→ **Task**
Will you write out the data exactly, excluding every picture?

# Information shown start

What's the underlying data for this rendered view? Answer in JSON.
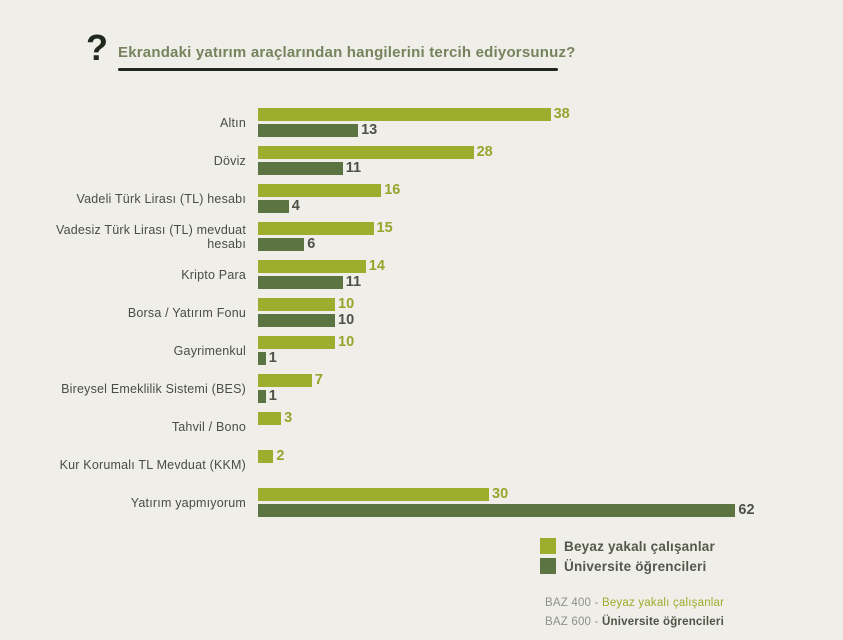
{
  "header": {
    "question_mark": "?",
    "title": "Ekrandaki yatırım araçlarından hangilerini tercih ediyorsunuz?"
  },
  "chart_data": {
    "type": "bar",
    "orientation": "horizontal",
    "title": "Ekrandaki yatırım araçlarından hangilerini tercih ediyorsunuz?",
    "categories": [
      "Altın",
      "Döviz",
      "Vadeli Türk Lirası (TL) hesabı",
      "Vadesiz Türk Lirası (TL) mevduat hesabı",
      "Kripto Para",
      "Borsa / Yatırım Fonu",
      "Gayrimenkul",
      "Bireysel Emeklilik Sistemi (BES)",
      "Tahvil / Bono",
      "Kur Korumalı TL Mevduat (KKM)",
      "Yatırım yapmıyorum"
    ],
    "series": [
      {
        "name": "Beyaz yakalı çalışanlar",
        "color": "#9DAD2D",
        "value_color": "#96A52B",
        "values": [
          38,
          28,
          16,
          15,
          14,
          10,
          10,
          7,
          3,
          2,
          30
        ]
      },
      {
        "name": "Üniversite öğrencileri",
        "color": "#5C7441",
        "value_color": "#4D5245",
        "values": [
          13,
          11,
          4,
          6,
          11,
          10,
          1,
          1,
          null,
          null,
          62
        ]
      }
    ],
    "xlim": [
      0,
      62
    ],
    "value_labels": true,
    "grid": false,
    "legend_position": "bottom-right"
  },
  "footer": {
    "notes": [
      {
        "prefix": "BAZ 400 - ",
        "label": "Beyaz yakalı çalışanlar",
        "color": "#9DAD2D",
        "bold": false
      },
      {
        "prefix": "BAZ 600 - ",
        "label": "Üniversite öğrencileri",
        "color": "#4C5446",
        "bold": true
      }
    ]
  },
  "colors": {
    "background": "#EFEEE9",
    "title": "#76835C",
    "underline": "#20281B",
    "category_label": "#4A4E43"
  }
}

# Information shown end

→ **Expected answer**
What's the underlying data for this rendered view? Answer in JSON.
{
  "header": {
    "question_mark": "?",
    "title": "Ekrandaki yatırım araçlarından hangilerini tercih ediyorsunuz?"
  },
  "chart_data": {
    "type": "bar",
    "orientation": "horizontal",
    "title": "Ekrandaki yatırım araçlarından hangilerini tercih ediyorsunuz?",
    "categories": [
      "Altın",
      "Döviz",
      "Vadeli Türk Lirası (TL) hesabı",
      "Vadesiz Türk Lirası (TL) mevduat hesabı",
      "Kripto Para",
      "Borsa / Yatırım Fonu",
      "Gayrimenkul",
      "Bireysel Emeklilik Sistemi (BES)",
      "Tahvil / Bono",
      "Kur Korumalı TL Mevduat (KKM)",
      "Yatırım yapmıyorum"
    ],
    "series": [
      {
        "name": "Beyaz yakalı çalışanlar",
        "color": "#9DAD2D",
        "value_color": "#96A52B",
        "values": [
          38,
          28,
          16,
          15,
          14,
          10,
          10,
          7,
          3,
          2,
          30
        ]
      },
      {
        "name": "Üniversite öğrencileri",
        "color": "#5C7441",
        "value_color": "#4D5245",
        "values": [
          13,
          11,
          4,
          6,
          11,
          10,
          1,
          1,
          null,
          null,
          62
        ]
      }
    ],
    "xlim": [
      0,
      62
    ],
    "value_labels": true,
    "grid": false,
    "legend_position": "bottom-right"
  },
  "footer": {
    "notes": [
      {
        "prefix": "BAZ 400 - ",
        "label": "Beyaz yakalı çalışanlar",
        "color": "#9DAD2D",
        "bold": false
      },
      {
        "prefix": "BAZ 600 - ",
        "label": "Üniversite öğrencileri",
        "color": "#4C5446",
        "bold": true
      }
    ]
  },
  "colors": {
    "background": "#EFEEE9",
    "title": "#76835C",
    "underline": "#20281B",
    "category_label": "#4A4E43"
  }
}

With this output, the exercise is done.